On 15/07/2021 12:07, Daniel Vetter wrote:
On Thu, Jul 15, 2021 at 11:33:10AM +0100, Tvrtko Ursulin wrote:
On 15/07/2021 11:15, Matthew Auld wrote:
From: Chris Wilson chris@chris-wilson.co.uk
Jason Ekstrand requested a more efficient method than userptr+set-domain to determine if the userptr object was backed by a complete set of pages upon creation. To be more efficient than simply populating the userptr using get_user_pages() (as done by the call to set-domain or execbuf), we can walk the tree of vm_area_struct and check for gaps or vma not backed by struct page (VM_PFNMAP). The question is how to handle VM_MIXEDMAP which may be either struct page or pfn backed...
With discrete are going to drop support for set_domain(), so offering a way to probe the pages, without having to resort to dummy batches has been requested.
v2:
- add new query param for the PROPBE flag, so userspace can easily check if the kernel supports it(Jason).
- use mmap_read_{lock, unlock}.
- add some kernel-doc.
I think probing is too weak to be offered as part of the uapi. What probes successfully at create time might not be there anymore at usage time. So if the pointer is not trusted at one point, why should it be at a later stage?
Only thing which works for me is populate (so get_pages) at create time. But again with no guarantees they are still there at use time clearly documented.
Populate is exactly as racy as probe. We don't support pinned userptr anymore.
Yes, wrote so myself - "..again with no guarantees they are still there at use time..".
Perhaps I don't understand what problem is probe supposed to solve. It doesn't deal 1:1 with set_domain removal since that one actually did get_pages so that would be populate. But fact remains regardless that if userspace is given a pointer it doesn't trust, _and_ wants the check it for this reason or that, then probe solves nothing. Unless there is actually at minimum some protocol to reply to whoever sent the pointer like "not that pointer please".

List of tasks
a - According to the userptr probe thread, why is probing too weak to be offered as part of the uapi? Answer in one to three sentences.
b - Write the next reply in the userptr probe thread, continuing after its final sentence.

Material
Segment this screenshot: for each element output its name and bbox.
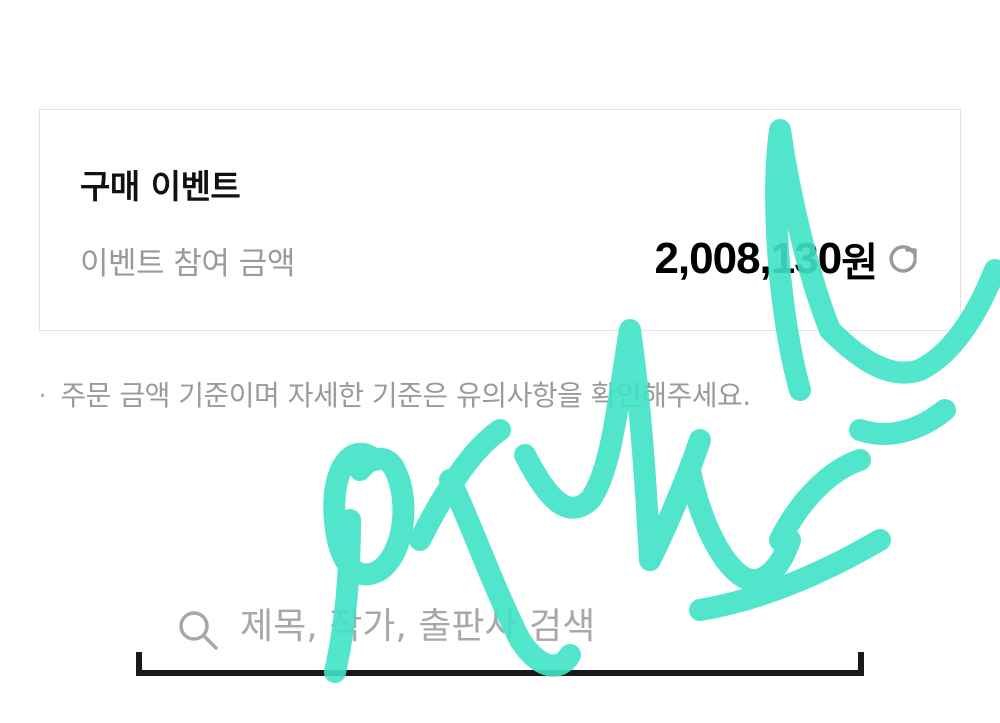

The answers
a - Pages that probe successfully when the object is created might no longer be there when the object is used. If the pointer is not trusted at one point, there is no reason to trust it at a later stage.

b -
I am also not a fan of getparam for individual ioctl flags since I don't think it scales nicely. How about add a param which returns all supported flags like I915_PARAM_USERPTR_SUPPORTED_FLAGS?
Downside is it only works for 32-bit flag fields with getparam. Or it could be a query to solve that as well.
I expect the actual userspace code will simply try with the probe flag first, and then without + set_domain. So strictly speaking we might not even have a need for the getparam.
Otoh, let's not overthink/engineer this, whatever works for userspace is ok imo. A new query that lists all flags is the kind of fake-generic stuff that will like mis-estimate where the future actually lands, e.g. how do you encode if we add extensions to userptr to this? Which is something we absolutely can, by extending the struct at the end, which doesn't even need a new flag.
Let's solve the immediate problem at hand, and not try to guess what more problems we might have in the future.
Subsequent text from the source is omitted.